Skip all pictures, then print the remaining material exactly.

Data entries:
▬▬▬
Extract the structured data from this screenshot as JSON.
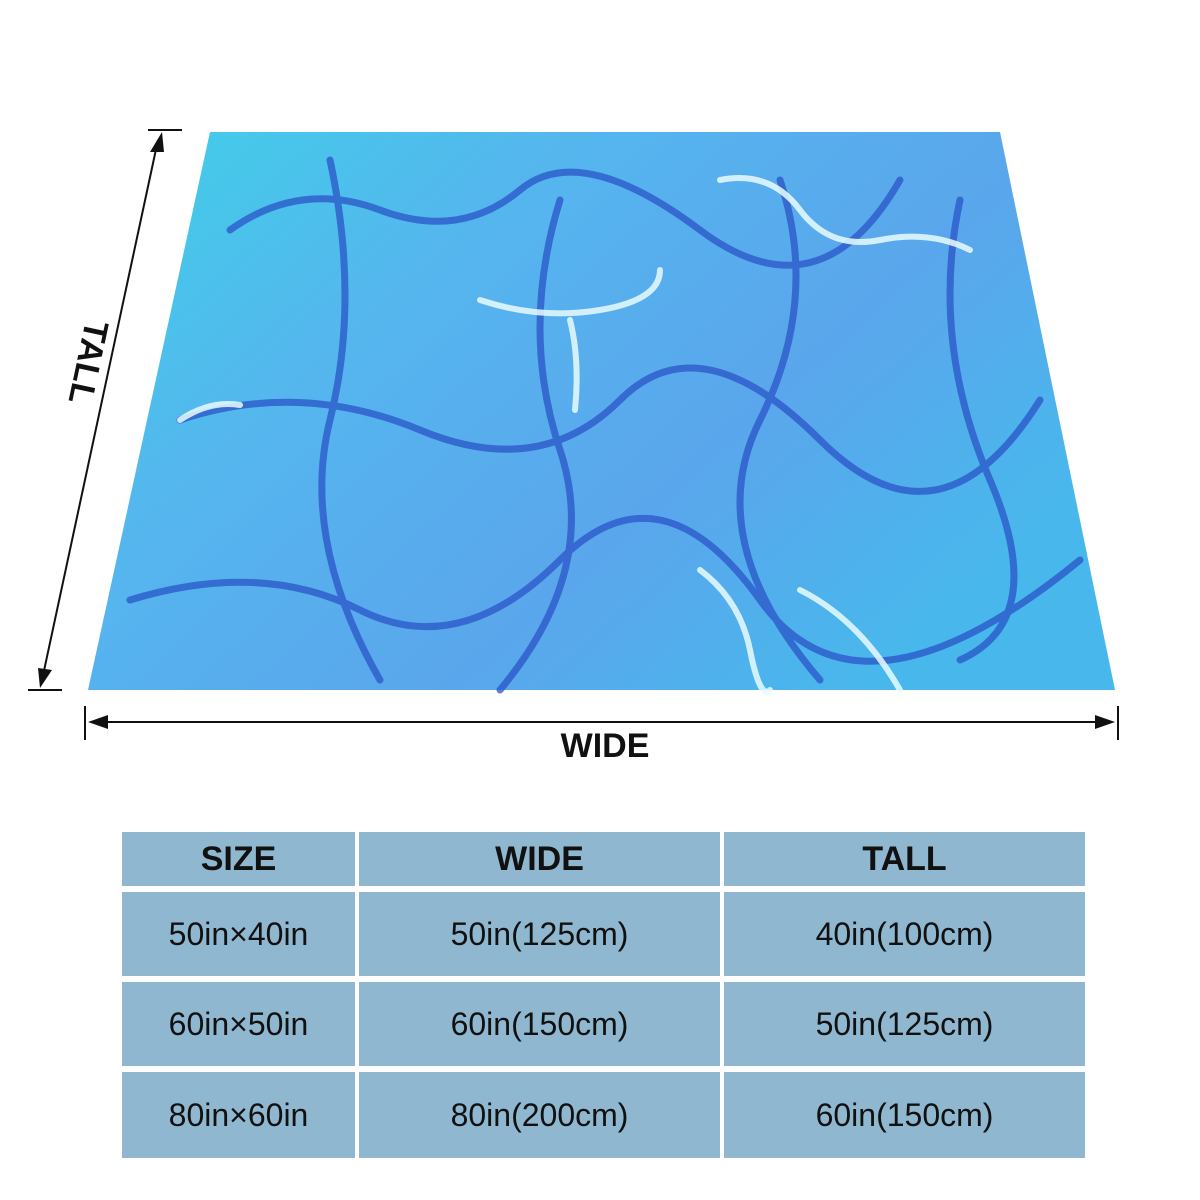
{
  "dimension_labels": {
    "tall": "TALL",
    "wide": "WIDE"
  },
  "table": {
    "header": [
      "SIZE",
      "WIDE",
      "TALL"
    ],
    "rows": [
      [
        "50in×40in",
        "50in(125cm)",
        "40in(100cm)"
      ],
      [
        "60in×50in",
        "60in(150cm)",
        "50in(125cm)"
      ],
      [
        "80in×60in",
        "80in(200cm)",
        "60in(150cm)"
      ]
    ]
  }
}
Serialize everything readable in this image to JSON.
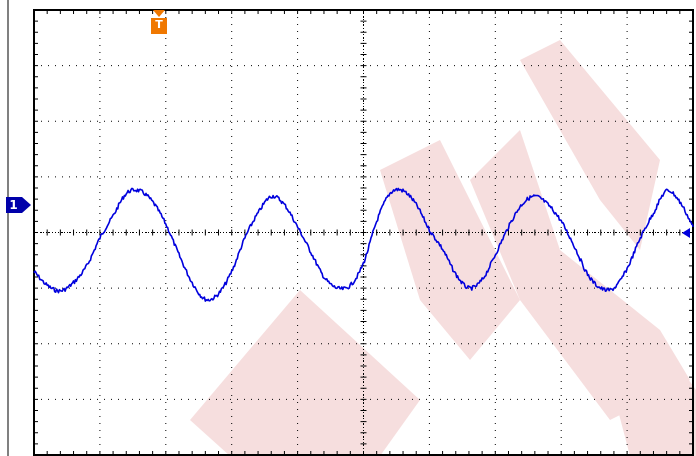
{
  "screen": {
    "divisions_x": 10,
    "divisions_y": 8,
    "grid_color": "#000000",
    "trace_color": "#0000dd",
    "trigger_color": "#f07800",
    "watermark_color": "#f2d2d2"
  },
  "channel1": {
    "marker_label": "1",
    "marker_icon": "channel-1-ground-arrow"
  },
  "trigger": {
    "marker_label": "T",
    "marker_icon": "trigger-position-marker"
  },
  "trigger_level": {
    "marker_icon": "trigger-level-arrow"
  },
  "chart_data": {
    "type": "line",
    "title": "",
    "xlabel": "",
    "ylabel": "",
    "xlim": [
      0,
      10
    ],
    "ylim": [
      -4,
      4
    ],
    "grid": true,
    "series": [
      {
        "x": [
          0.0,
          0.2,
          0.4,
          0.6,
          0.8,
          1.0,
          1.2,
          1.4,
          1.6,
          1.8,
          2.0,
          2.2,
          2.4,
          2.6,
          2.8,
          3.0,
          3.2,
          3.4,
          3.6,
          3.8,
          4.0,
          4.2,
          4.4,
          4.6,
          4.8,
          5.0,
          5.2,
          5.4,
          5.6,
          5.8,
          6.0,
          6.2,
          6.4,
          6.6,
          6.8,
          7.0,
          7.2,
          7.4,
          7.6,
          7.8,
          8.0,
          8.2,
          8.4,
          8.6,
          8.8,
          9.0,
          9.2,
          9.4,
          9.6,
          9.8,
          10.0
        ],
        "values": [
          -0.7,
          -0.95,
          -1.05,
          -0.9,
          -0.6,
          -0.1,
          0.3,
          0.7,
          0.75,
          0.55,
          0.15,
          -0.4,
          -0.9,
          -1.2,
          -1.1,
          -0.7,
          -0.1,
          0.35,
          0.65,
          0.5,
          0.1,
          -0.35,
          -0.8,
          -1.0,
          -0.95,
          -0.55,
          0.2,
          0.7,
          0.75,
          0.5,
          0.05,
          -0.3,
          -0.75,
          -1.0,
          -0.85,
          -0.4,
          0.1,
          0.5,
          0.65,
          0.5,
          0.2,
          -0.25,
          -0.75,
          -1.0,
          -1.0,
          -0.65,
          -0.1,
          0.35,
          0.75,
          0.55,
          0.1
        ]
      }
    ]
  }
}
▬▬▬
▶ Answer to this exercise
Extract the structured data from this screenshot as JSON.
{
  "dimension_labels": {
    "tall": "TALL",
    "wide": "WIDE"
  },
  "table": {
    "header": [
      "SIZE",
      "WIDE",
      "TALL"
    ],
    "rows": [
      [
        "50in×40in",
        "50in(125cm)",
        "40in(100cm)"
      ],
      [
        "60in×50in",
        "60in(150cm)",
        "50in(125cm)"
      ],
      [
        "80in×60in",
        "80in(200cm)",
        "60in(150cm)"
      ]
    ]
  }
}
Serialize everything readable in this image to JSON.
{
  "screen": {
    "divisions_x": 10,
    "divisions_y": 8,
    "grid_color": "#000000",
    "trace_color": "#0000dd",
    "trigger_color": "#f07800",
    "watermark_color": "#f2d2d2"
  },
  "channel1": {
    "marker_label": "1",
    "marker_icon": "channel-1-ground-arrow"
  },
  "trigger": {
    "marker_label": "T",
    "marker_icon": "trigger-position-marker"
  },
  "trigger_level": {
    "marker_icon": "trigger-level-arrow"
  },
  "chart_data": {
    "type": "line",
    "title": "",
    "xlabel": "",
    "ylabel": "",
    "xlim": [
      0,
      10
    ],
    "ylim": [
      -4,
      4
    ],
    "grid": true,
    "series": [
      {
        "x": [
          0.0,
          0.2,
          0.4,
          0.6,
          0.8,
          1.0,
          1.2,
          1.4,
          1.6,
          1.8,
          2.0,
          2.2,
          2.4,
          2.6,
          2.8,
          3.0,
          3.2,
          3.4,
          3.6,
          3.8,
          4.0,
          4.2,
          4.4,
          4.6,
          4.8,
          5.0,
          5.2,
          5.4,
          5.6,
          5.8,
          6.0,
          6.2,
          6.4,
          6.6,
          6.8,
          7.0,
          7.2,
          7.4,
          7.6,
          7.8,
          8.0,
          8.2,
          8.4,
          8.6,
          8.8,
          9.0,
          9.2,
          9.4,
          9.6,
          9.8,
          10.0
        ],
        "values": [
          -0.7,
          -0.95,
          -1.05,
          -0.9,
          -0.6,
          -0.1,
          0.3,
          0.7,
          0.75,
          0.55,
          0.15,
          -0.4,
          -0.9,
          -1.2,
          -1.1,
          -0.7,
          -0.1,
          0.35,
          0.65,
          0.5,
          0.1,
          -0.35,
          -0.8,
          -1.0,
          -0.95,
          -0.55,
          0.2,
          0.7,
          0.75,
          0.5,
          0.05,
          -0.3,
          -0.75,
          -1.0,
          -0.85,
          -0.4,
          0.1,
          0.5,
          0.65,
          0.5,
          0.2,
          -0.25,
          -0.75,
          -1.0,
          -1.0,
          -0.65,
          -0.1,
          0.35,
          0.75,
          0.55,
          0.1
        ]
      }
    ]
  }
}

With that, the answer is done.